Stored data entries
----
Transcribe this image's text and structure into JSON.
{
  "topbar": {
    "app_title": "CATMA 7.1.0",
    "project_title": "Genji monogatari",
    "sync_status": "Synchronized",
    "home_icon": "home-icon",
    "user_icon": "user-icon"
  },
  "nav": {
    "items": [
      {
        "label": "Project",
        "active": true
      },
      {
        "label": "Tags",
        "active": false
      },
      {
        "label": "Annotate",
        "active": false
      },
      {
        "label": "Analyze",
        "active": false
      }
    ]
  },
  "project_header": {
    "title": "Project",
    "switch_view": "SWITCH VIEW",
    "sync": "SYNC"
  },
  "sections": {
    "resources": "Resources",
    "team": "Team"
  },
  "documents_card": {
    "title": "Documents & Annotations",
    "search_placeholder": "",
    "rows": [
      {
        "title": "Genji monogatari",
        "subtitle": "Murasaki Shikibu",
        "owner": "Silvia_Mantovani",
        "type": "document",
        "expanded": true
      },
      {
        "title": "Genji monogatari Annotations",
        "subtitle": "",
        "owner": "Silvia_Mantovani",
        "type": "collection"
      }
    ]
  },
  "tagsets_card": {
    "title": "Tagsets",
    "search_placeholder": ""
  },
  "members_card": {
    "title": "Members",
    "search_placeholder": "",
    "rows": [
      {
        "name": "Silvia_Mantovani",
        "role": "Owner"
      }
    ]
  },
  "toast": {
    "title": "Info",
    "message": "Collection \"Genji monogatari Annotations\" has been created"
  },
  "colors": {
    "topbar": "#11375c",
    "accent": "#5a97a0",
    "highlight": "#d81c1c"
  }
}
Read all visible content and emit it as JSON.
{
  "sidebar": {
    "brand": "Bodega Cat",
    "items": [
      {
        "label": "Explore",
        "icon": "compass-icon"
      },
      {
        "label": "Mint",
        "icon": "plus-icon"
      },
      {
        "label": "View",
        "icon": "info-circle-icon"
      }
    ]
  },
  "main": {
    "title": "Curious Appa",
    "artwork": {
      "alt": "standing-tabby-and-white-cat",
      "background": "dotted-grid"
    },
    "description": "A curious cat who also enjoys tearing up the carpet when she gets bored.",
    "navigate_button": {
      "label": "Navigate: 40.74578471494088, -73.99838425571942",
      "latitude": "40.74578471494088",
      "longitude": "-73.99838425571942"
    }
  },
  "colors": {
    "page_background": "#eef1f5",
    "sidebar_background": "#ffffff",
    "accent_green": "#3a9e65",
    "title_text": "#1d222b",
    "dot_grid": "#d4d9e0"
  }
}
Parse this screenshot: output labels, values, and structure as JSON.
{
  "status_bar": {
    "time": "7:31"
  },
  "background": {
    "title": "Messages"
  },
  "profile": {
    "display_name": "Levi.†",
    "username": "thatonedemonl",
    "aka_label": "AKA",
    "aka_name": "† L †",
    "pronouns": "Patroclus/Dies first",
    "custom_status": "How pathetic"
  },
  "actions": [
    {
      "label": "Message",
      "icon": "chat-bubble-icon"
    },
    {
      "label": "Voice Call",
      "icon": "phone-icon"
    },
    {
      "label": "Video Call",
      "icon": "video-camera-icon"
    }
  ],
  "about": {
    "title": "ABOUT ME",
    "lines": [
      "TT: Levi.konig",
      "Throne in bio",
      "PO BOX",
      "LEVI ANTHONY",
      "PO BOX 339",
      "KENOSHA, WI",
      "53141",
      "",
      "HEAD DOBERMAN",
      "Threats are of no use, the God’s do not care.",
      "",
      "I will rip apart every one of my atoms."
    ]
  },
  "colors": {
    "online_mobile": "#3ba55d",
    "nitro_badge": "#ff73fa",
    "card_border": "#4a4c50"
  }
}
----
_WORK TO DO_. Using the data above, reproduce every line exactly.

_COMPLETED TASK_.
Transcribe this image's text and structure into JSON.
{
  "topbar": {
    "app_title": "CATMA 7.1.0",
    "project_title": "Genji monogatari",
    "sync_status": "Synchronized",
    "home_icon": "home-icon",
    "user_icon": "user-icon"
  },
  "nav": {
    "items": [
      {
        "label": "Project",
        "active": true
      },
      {
        "label": "Tags",
        "active": false
      },
      {
        "label": "Annotate",
        "active": false
      },
      {
        "label": "Analyze",
        "active": false
      }
    ]
  },
  "project_header": {
    "title": "Project",
    "switch_view": "SWITCH VIEW",
    "sync": "SYNC"
  },
  "sections": {
    "resources": "Resources",
    "team": "Team"
  },
  "documents_card": {
    "title": "Documents & Annotations",
    "search_placeholder": "",
    "rows": [
      {
        "title": "Genji monogatari",
        "subtitle": "Murasaki Shikibu",
        "owner": "Silvia_Mantovani",
        "type": "document",
        "expanded": true
      },
      {
        "title": "Genji monogatari Annotations",
        "subtitle": "",
        "owner": "Silvia_Mantovani",
        "type": "collection"
      }
    ]
  },
  "tagsets_card": {
    "title": "Tagsets",
    "search_placeholder": ""
  },
  "members_card": {
    "title": "Members",
    "search_placeholder": "",
    "rows": [
      {
        "name": "Silvia_Mantovani",
        "role": "Owner"
      }
    ]
  },
  "toast": {
    "title": "Info",
    "message": "Collection \"Genji monogatari Annotations\" has been created"
  },
  "colors": {
    "topbar": "#11375c",
    "accent": "#5a97a0",
    "highlight": "#d81c1c"
  }
}
Read all visible content and emit it as JSON.
{
  "sidebar": {
    "brand": "Bodega Cat",
    "items": [
      {
        "label": "Explore",
        "icon": "compass-icon"
      },
      {
        "label": "Mint",
        "icon": "plus-icon"
      },
      {
        "label": "View",
        "icon": "info-circle-icon"
      }
    ]
  },
  "main": {
    "title": "Curious Appa",
    "artwork": {
      "alt": "standing-tabby-and-white-cat",
      "background": "dotted-grid"
    },
    "description": "A curious cat who also enjoys tearing up the carpet when she gets bored.",
    "navigate_button": {
      "label": "Navigate: 40.74578471494088, -73.99838425571942",
      "latitude": "40.74578471494088",
      "longitude": "-73.99838425571942"
    }
  },
  "colors": {
    "page_background": "#eef1f5",
    "sidebar_background": "#ffffff",
    "accent_green": "#3a9e65",
    "title_text": "#1d222b",
    "dot_grid": "#d4d9e0"
  }
}
Parse this screenshot: output labels, values, and structure as JSON.
{
  "status_bar": {
    "time": "7:31"
  },
  "background": {
    "title": "Messages"
  },
  "profile": {
    "display_name": "Levi.†",
    "username": "thatonedemonl",
    "aka_label": "AKA",
    "aka_name": "† L †",
    "pronouns": "Patroclus/Dies first",
    "custom_status": "How pathetic"
  },
  "actions": [
    {
      "label": "Message",
      "icon": "chat-bubble-icon"
    },
    {
      "label": "Voice Call",
      "icon": "phone-icon"
    },
    {
      "label": "Video Call",
      "icon": "video-camera-icon"
    }
  ],
  "about": {
    "title": "ABOUT ME",
    "lines": [
      "TT: Levi.konig",
      "Throne in bio",
      "PO BOX",
      "LEVI ANTHONY",
      "PO BOX 339",
      "KENOSHA, WI",
      "53141",
      "",
      "HEAD DOBERMAN",
      "Threats are of no use, the God’s do not care.",
      "",
      "I will rip apart every one of my atoms."
    ]
  },
  "colors": {
    "online_mobile": "#3ba55d",
    "nitro_badge": "#ff73fa",
    "card_border": "#4a4c50"
  }
}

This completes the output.